WORK TO BE COMPLETED: Transcribe all of the records precisely as they are presented.

— Begin MATERIAL FOR THE TASK —

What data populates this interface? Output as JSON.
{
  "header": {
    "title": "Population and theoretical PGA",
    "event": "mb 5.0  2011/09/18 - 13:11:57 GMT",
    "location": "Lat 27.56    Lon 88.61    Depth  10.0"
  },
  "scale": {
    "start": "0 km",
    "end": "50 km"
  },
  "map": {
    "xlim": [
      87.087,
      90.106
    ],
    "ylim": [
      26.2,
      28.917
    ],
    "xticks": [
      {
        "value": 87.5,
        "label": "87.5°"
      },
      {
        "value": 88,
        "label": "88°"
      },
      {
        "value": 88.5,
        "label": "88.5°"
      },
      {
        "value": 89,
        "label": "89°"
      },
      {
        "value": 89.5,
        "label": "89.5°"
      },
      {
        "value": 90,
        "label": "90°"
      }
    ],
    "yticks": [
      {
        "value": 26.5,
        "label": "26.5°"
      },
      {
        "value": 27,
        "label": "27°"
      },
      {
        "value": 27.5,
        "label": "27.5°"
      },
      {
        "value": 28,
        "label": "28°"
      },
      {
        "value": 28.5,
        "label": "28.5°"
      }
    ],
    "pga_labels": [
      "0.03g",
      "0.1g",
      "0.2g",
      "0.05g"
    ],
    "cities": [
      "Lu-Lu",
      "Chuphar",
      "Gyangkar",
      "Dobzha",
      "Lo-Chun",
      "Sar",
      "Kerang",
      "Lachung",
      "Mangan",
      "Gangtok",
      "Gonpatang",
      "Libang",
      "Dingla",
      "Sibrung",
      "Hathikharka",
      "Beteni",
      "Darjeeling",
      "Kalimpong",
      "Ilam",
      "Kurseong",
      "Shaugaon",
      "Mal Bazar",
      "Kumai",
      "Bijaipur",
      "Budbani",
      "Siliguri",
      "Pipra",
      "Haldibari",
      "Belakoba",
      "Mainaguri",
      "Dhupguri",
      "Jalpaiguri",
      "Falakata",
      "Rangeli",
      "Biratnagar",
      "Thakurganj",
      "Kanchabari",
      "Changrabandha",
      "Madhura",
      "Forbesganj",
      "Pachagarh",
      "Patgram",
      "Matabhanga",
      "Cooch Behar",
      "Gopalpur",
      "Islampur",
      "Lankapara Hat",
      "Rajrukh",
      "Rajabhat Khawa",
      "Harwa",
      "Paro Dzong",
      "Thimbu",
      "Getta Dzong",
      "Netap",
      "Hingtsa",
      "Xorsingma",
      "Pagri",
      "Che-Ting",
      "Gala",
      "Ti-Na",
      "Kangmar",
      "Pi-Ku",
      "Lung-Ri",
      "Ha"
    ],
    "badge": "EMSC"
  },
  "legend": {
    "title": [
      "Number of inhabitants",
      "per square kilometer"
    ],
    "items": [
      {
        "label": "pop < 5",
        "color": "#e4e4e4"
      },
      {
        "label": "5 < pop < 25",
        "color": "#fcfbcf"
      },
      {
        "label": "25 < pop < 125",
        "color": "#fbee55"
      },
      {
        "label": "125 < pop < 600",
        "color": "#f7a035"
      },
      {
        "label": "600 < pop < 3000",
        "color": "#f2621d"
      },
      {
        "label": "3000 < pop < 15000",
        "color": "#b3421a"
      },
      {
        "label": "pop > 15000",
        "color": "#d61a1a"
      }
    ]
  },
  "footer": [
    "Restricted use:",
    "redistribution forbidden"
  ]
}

— End MATERIAL FOR THE TASK —

SOLUTION TO THE EXERCISE:
What data populates this interface? Output as JSON.
{
  "header": {
    "title": "Population and theoretical PGA",
    "event": "mb 5.0  2011/09/18 - 13:11:57 GMT",
    "location": "Lat 27.56    Lon 88.61    Depth  10.0"
  },
  "scale": {
    "start": "0 km",
    "end": "50 km"
  },
  "map": {
    "xlim": [
      87.087,
      90.106
    ],
    "ylim": [
      26.2,
      28.917
    ],
    "xticks": [
      {
        "value": 87.5,
        "label": "87.5°"
      },
      {
        "value": 88,
        "label": "88°"
      },
      {
        "value": 88.5,
        "label": "88.5°"
      },
      {
        "value": 89,
        "label": "89°"
      },
      {
        "value": 89.5,
        "label": "89.5°"
      },
      {
        "value": 90,
        "label": "90°"
      }
    ],
    "yticks": [
      {
        "value": 26.5,
        "label": "26.5°"
      },
      {
        "value": 27,
        "label": "27°"
      },
      {
        "value": 27.5,
        "label": "27.5°"
      },
      {
        "value": 28,
        "label": "28°"
      },
      {
        "value": 28.5,
        "label": "28.5°"
      }
    ],
    "pga_labels": [
      "0.03g",
      "0.1g",
      "0.2g",
      "0.05g"
    ],
    "cities": [
      "Lu-Lu",
      "Chuphar",
      "Gyangkar",
      "Dobzha",
      "Lo-Chun",
      "Sar",
      "Kerang",
      "Lachung",
      "Mangan",
      "Gangtok",
      "Gonpatang",
      "Libang",
      "Dingla",
      "Sibrung",
      "Hathikharka",
      "Beteni",
      "Darjeeling",
      "Kalimpong",
      "Ilam",
      "Kurseong",
      "Shaugaon",
      "Mal Bazar",
      "Kumai",
      "Bijaipur",
      "Budbani",
      "Siliguri",
      "Pipra",
      "Haldibari",
      "Belakoba",
      "Mainaguri",
      "Dhupguri",
      "Jalpaiguri",
      "Falakata",
      "Rangeli",
      "Biratnagar",
      "Thakurganj",
      "Kanchabari",
      "Changrabandha",
      "Madhura",
      "Forbesganj",
      "Pachagarh",
      "Patgram",
      "Matabhanga",
      "Cooch Behar",
      "Gopalpur",
      "Islampur",
      "Lankapara Hat",
      "Rajrukh",
      "Rajabhat Khawa",
      "Harwa",
      "Paro Dzong",
      "Thimbu",
      "Getta Dzong",
      "Netap",
      "Hingtsa",
      "Xorsingma",
      "Pagri",
      "Che-Ting",
      "Gala",
      "Ti-Na",
      "Kangmar",
      "Pi-Ku",
      "Lung-Ri",
      "Ha"
    ],
    "badge": "EMSC"
  },
  "legend": {
    "title": [
      "Number of inhabitants",
      "per square kilometer"
    ],
    "items": [
      {
        "label": "pop < 5",
        "color": "#e4e4e4"
      },
      {
        "label": "5 < pop < 25",
        "color": "#fcfbcf"
      },
      {
        "label": "25 < pop < 125",
        "color": "#fbee55"
      },
      {
        "label": "125 < pop < 600",
        "color": "#f7a035"
      },
      {
        "label": "600 < pop < 3000",
        "color": "#f2621d"
      },
      {
        "label": "3000 < pop < 15000",
        "color": "#b3421a"
      },
      {
        "label": "pop > 15000",
        "color": "#d61a1a"
      }
    ]
  },
  "footer": [
    "Restricted use:",
    "redistribution forbidden"
  ]
}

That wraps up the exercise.